Extracted entries:
## Start

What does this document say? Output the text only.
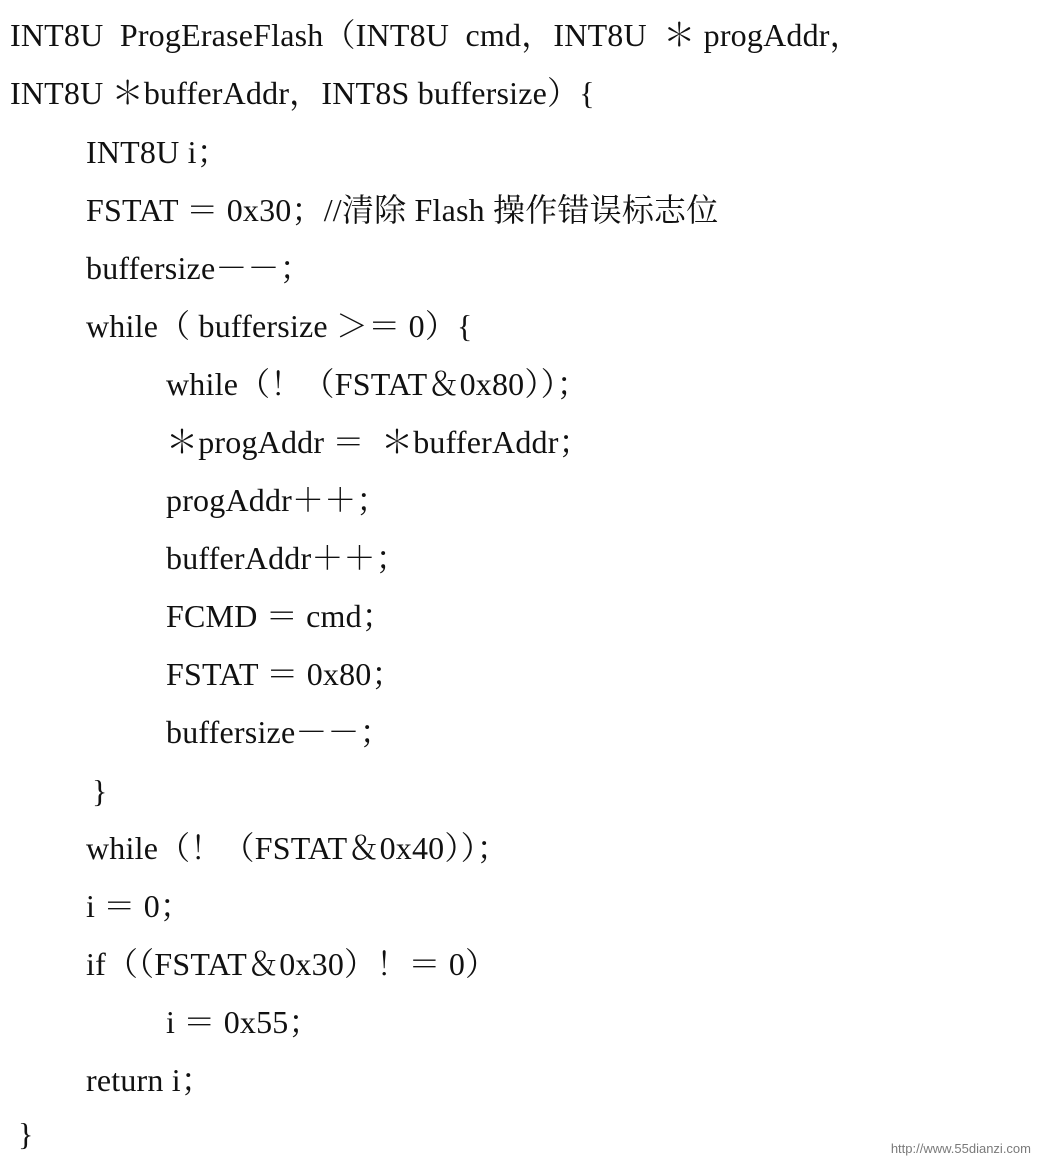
INT8U  ProgEraseFlash（INT8U  cmd，INT8U  ＊ progAddr，
INT8U ＊bufferAddr，INT8S buffersize）{
INT8U i；
FSTAT ＝ 0x30；//清除 Flash 操作错误标志位
buffersize－－；
while（ buffersize ＞＝ 0）{
while（！（FSTAT＆0x80））；
＊progAddr ＝  ＊bufferAddr；
progAddr＋＋；
bufferAddr＋＋；
FCMD ＝ cmd；
FSTAT ＝ 0x80；
buffersize－－；
}
while（！（FSTAT＆0x40））；
i ＝ 0；
if（（FSTAT＆0x30）！＝ 0）
i ＝ 0x55；
return i；
}	http://www.55dianzi.com
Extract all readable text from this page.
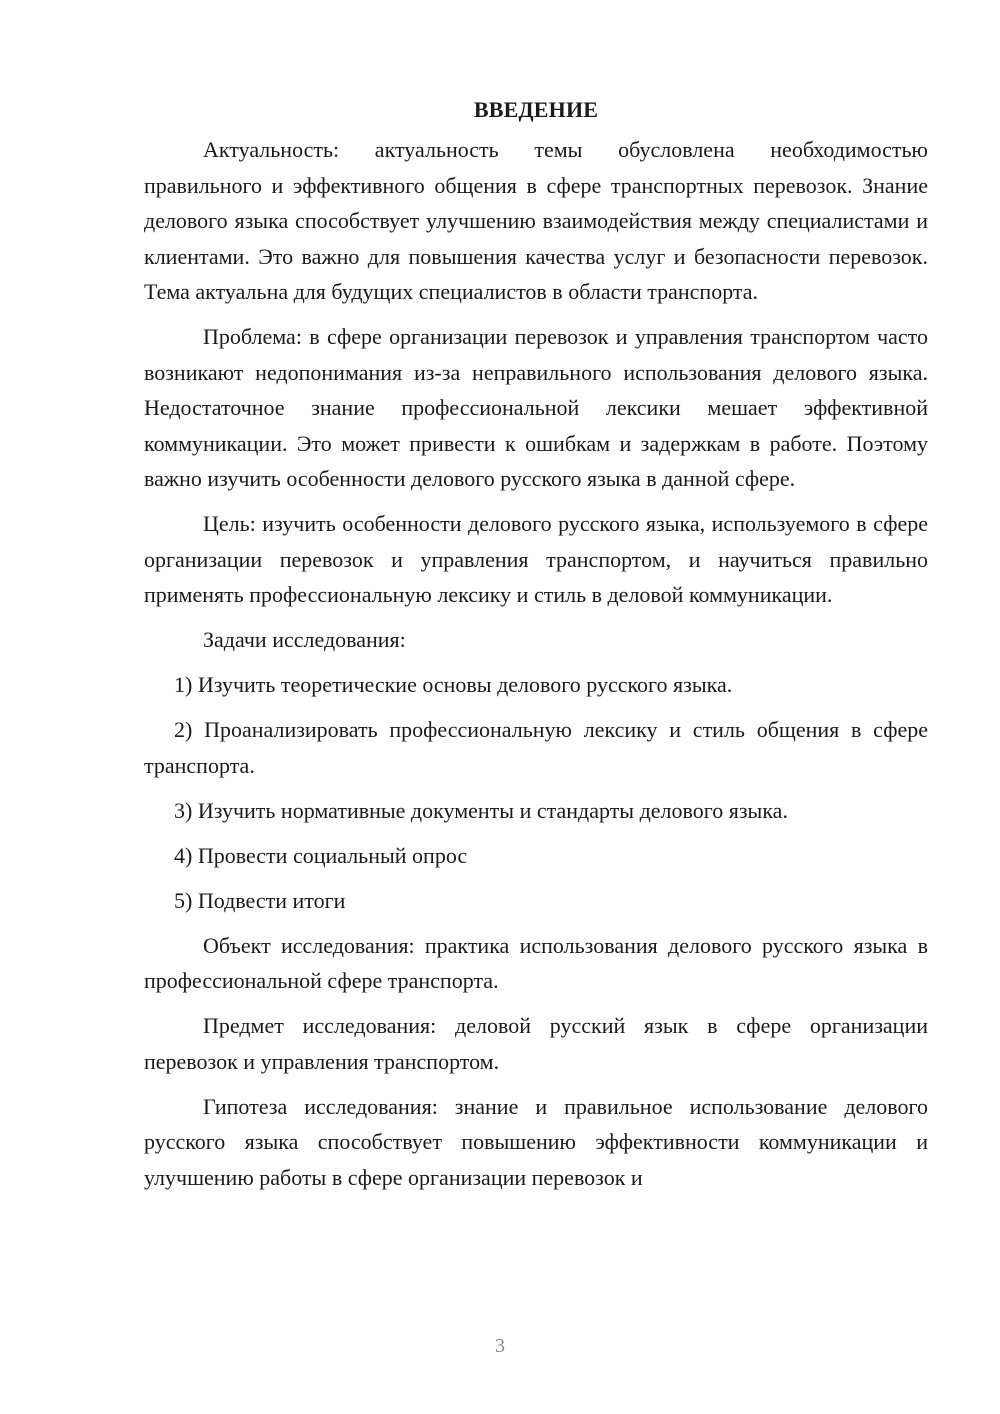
ВВЕДЕНИЕ

Актуальность: актуальность темы обусловлена необходимостью правильного и эффективного общения в сфере транспортных перевозок. Знание делового языка способствует улучшению взаимодействия между специалистами и клиентами. Это важно для повышения качества услуг и безопасности перевозок. Тема актуальна для будущих специалистов в области транспорта.

Проблема: в сфере организации перевозок и управления транспортом часто возникают недопонимания из-за неправильного использования делового языка. Недостаточное знание профессиональной лексики мешает эффективной коммуникации. Это может привести к ошибкам и задержкам в работе. Поэтому важно изучить особенности делового русского языка в данной сфере.

Цель: изучить особенности делового русского языка, используемого в сфере организации перевозок и управления транспортом, и научиться правильно применять профессиональную лексику и стиль в деловой коммуникации.

Задачи исследования:

1) Изучить теоретические основы делового русского языка.

2) Проанализировать профессиональную лексику и стиль общения в сфере транспорта.

3) Изучить нормативные документы и стандарты делового языка.

4) Провести социальный опрос

5) Подвести итоги

Объект исследования: практика использования делового русского языка в профессиональной сфере транспорта.

Предмет исследования: деловой русский язык в сфере организации перевозок и управления транспортом.

Гипотеза исследования: знание и правильное использование делового русского языка способствует повышению эффективности коммуникации и улучшению работы в сфере организации перевозок и

3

## End

Required task: What comes back should match the records exactly, minus any pictures.

Result of the exercise:
What does this document say? Output the text only.
INT8U  ProgEraseFlash（INT8U  cmd，INT8U  ＊ progAddr，
INT8U ＊bufferAddr，INT8S buffersize）{
INT8U i；
FSTAT ＝ 0x30；//清除 Flash 操作错误标志位
buffersize－－；
while（ buffersize ＞＝ 0）{
while（！（FSTAT＆0x80））；
＊progAddr ＝  ＊bufferAddr；
progAddr＋＋；
bufferAddr＋＋；
FCMD ＝ cmd；
FSTAT ＝ 0x80；
buffersize－－；
}
while（！（FSTAT＆0x40））；
i ＝ 0；
if（（FSTAT＆0x30）！＝ 0）
i ＝ 0x55；
return i；
}	http://www.55dianzi.com
Extract all readable text from this page.
ВВЕДЕНИЕ

Актуальность: актуальность темы обусловлена необходимостью правильного и эффективного общения в сфере транспортных перевозок. Знание делового языка способствует улучшению взаимодействия между специалистами и клиентами. Это важно для повышения качества услуг и безопасности перевозок. Тема актуальна для будущих специалистов в области транспорта.

Проблема: в сфере организации перевозок и управления транспортом часто возникают недопонимания из-за неправильного использования делового языка. Недостаточное знание профессиональной лексики мешает эффективной коммуникации. Это может привести к ошибкам и задержкам в работе. Поэтому важно изучить особенности делового русского языка в данной сфере.

Цель: изучить особенности делового русского языка, используемого в сфере организации перевозок и управления транспортом, и научиться правильно применять профессиональную лексику и стиль в деловой коммуникации.

Задачи исследования:

1) Изучить теоретические основы делового русского языка.

2) Проанализировать профессиональную лексику и стиль общения в сфере транспорта.

3) Изучить нормативные документы и стандарты делового языка.

4) Провести социальный опрос

5) Подвести итоги

Объект исследования: практика использования делового русского языка в профессиональной сфере транспорта.

Предмет исследования: деловой русский язык в сфере организации перевозок и управления транспортом.

Гипотеза исследования: знание и правильное использование делового русского языка способствует повышению эффективности коммуникации и улучшению работы в сфере организации перевозок и

3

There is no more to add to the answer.